# Exercise
From the line that includes "Convert this document image to plain text." to the last line of the data, quote each line precisely; both boundary lines belong in the answer.

──────── Provided data ────────

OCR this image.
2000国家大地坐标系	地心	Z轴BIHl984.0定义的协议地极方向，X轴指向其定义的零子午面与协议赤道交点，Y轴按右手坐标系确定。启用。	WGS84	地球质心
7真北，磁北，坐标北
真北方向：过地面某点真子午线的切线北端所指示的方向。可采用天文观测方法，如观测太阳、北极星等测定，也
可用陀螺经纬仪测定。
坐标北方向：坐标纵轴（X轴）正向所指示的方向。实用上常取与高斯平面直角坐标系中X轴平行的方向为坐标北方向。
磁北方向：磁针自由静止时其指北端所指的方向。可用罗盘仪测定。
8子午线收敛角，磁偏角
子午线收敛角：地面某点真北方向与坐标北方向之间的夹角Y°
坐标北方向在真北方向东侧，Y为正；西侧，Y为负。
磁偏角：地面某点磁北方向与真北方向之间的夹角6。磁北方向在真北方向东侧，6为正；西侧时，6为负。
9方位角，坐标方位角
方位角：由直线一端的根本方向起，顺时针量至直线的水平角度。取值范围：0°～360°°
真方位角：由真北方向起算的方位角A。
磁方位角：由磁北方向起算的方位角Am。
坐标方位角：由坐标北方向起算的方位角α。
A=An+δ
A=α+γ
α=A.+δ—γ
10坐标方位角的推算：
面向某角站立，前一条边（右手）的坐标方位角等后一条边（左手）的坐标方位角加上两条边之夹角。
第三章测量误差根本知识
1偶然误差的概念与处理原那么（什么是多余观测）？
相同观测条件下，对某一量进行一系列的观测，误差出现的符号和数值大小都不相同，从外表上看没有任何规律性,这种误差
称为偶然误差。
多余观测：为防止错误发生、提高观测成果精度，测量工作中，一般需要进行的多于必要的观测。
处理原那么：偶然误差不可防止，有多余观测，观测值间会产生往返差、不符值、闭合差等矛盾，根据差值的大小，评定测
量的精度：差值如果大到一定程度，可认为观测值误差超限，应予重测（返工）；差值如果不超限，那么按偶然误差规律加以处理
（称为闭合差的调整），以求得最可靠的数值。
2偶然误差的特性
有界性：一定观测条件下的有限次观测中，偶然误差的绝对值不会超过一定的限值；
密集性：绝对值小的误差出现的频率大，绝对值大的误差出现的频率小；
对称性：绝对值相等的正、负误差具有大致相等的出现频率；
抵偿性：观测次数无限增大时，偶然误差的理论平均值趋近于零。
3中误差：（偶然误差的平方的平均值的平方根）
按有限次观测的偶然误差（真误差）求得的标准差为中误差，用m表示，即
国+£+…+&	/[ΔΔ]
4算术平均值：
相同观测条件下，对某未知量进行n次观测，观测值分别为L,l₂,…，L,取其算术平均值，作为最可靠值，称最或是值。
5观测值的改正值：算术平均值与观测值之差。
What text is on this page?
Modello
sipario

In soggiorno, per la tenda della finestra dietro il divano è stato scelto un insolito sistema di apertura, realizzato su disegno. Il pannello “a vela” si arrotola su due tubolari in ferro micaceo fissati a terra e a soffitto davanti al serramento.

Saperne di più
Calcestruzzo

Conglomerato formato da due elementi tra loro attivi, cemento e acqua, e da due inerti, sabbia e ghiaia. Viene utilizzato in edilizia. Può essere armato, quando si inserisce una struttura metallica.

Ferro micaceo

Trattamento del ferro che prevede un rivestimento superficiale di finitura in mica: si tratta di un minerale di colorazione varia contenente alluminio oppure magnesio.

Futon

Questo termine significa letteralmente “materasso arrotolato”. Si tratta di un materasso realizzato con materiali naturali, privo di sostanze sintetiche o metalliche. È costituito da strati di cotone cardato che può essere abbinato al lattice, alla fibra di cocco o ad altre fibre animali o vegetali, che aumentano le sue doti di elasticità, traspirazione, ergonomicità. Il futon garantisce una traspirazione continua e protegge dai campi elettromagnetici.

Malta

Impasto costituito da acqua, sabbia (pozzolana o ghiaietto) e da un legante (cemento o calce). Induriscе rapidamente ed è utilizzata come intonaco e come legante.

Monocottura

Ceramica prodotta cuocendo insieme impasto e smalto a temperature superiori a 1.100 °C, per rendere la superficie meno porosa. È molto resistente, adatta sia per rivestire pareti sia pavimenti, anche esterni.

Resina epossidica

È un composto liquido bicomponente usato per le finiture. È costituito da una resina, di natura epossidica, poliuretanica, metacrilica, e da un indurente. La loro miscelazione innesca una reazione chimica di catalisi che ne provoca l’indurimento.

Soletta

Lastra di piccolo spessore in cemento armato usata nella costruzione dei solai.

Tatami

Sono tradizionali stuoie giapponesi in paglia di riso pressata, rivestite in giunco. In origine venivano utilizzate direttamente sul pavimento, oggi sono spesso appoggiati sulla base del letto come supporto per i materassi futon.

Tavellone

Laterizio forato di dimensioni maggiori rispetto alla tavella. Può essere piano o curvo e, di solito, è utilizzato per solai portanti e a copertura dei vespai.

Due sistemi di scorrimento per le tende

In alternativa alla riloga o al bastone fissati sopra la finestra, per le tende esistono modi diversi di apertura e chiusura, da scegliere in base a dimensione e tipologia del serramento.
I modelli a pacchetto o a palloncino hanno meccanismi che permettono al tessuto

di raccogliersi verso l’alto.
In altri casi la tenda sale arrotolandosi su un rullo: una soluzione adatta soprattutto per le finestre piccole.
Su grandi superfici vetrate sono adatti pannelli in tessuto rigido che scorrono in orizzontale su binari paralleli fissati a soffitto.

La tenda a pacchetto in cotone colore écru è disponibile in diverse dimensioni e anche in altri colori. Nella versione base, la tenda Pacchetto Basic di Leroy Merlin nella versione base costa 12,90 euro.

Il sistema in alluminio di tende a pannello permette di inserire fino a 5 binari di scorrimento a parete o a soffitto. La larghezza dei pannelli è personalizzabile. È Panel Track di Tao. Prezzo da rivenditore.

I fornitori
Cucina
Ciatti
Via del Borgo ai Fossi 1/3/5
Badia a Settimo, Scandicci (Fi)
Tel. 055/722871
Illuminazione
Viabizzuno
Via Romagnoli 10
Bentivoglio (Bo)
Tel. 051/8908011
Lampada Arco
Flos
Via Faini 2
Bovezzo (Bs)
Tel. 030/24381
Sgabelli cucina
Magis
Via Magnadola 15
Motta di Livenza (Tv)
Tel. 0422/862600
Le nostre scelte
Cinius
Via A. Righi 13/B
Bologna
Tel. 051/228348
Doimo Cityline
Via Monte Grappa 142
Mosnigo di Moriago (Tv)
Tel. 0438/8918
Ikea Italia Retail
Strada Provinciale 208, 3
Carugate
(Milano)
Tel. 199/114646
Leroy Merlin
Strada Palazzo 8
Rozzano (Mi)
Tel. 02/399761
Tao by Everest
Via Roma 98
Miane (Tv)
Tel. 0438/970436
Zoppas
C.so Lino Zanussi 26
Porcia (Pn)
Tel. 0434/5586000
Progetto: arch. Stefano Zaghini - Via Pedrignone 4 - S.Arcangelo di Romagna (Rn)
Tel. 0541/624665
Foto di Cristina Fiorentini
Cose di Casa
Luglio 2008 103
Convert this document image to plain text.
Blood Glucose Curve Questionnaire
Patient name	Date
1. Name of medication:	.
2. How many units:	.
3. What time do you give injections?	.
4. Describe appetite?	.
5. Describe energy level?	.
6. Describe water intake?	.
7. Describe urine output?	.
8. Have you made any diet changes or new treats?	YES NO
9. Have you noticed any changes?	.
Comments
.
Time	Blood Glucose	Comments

────────

# Response
Convert this document image to plain text.
Blood Glucose Curve Questionnaire
Patient name	Date
1. Name of medication:	.
2. How many units:	.
3. What time do you give injections?	.
4. Describe appetite?	.
5. Describe energy level?	.
6. Describe water intake?	.
7. Describe urine output?	.
8. Have you made any diet changes or new treats?	YES NO
9. Have you noticed any changes?	.
Comments
.
Time	Blood Glucose	Comments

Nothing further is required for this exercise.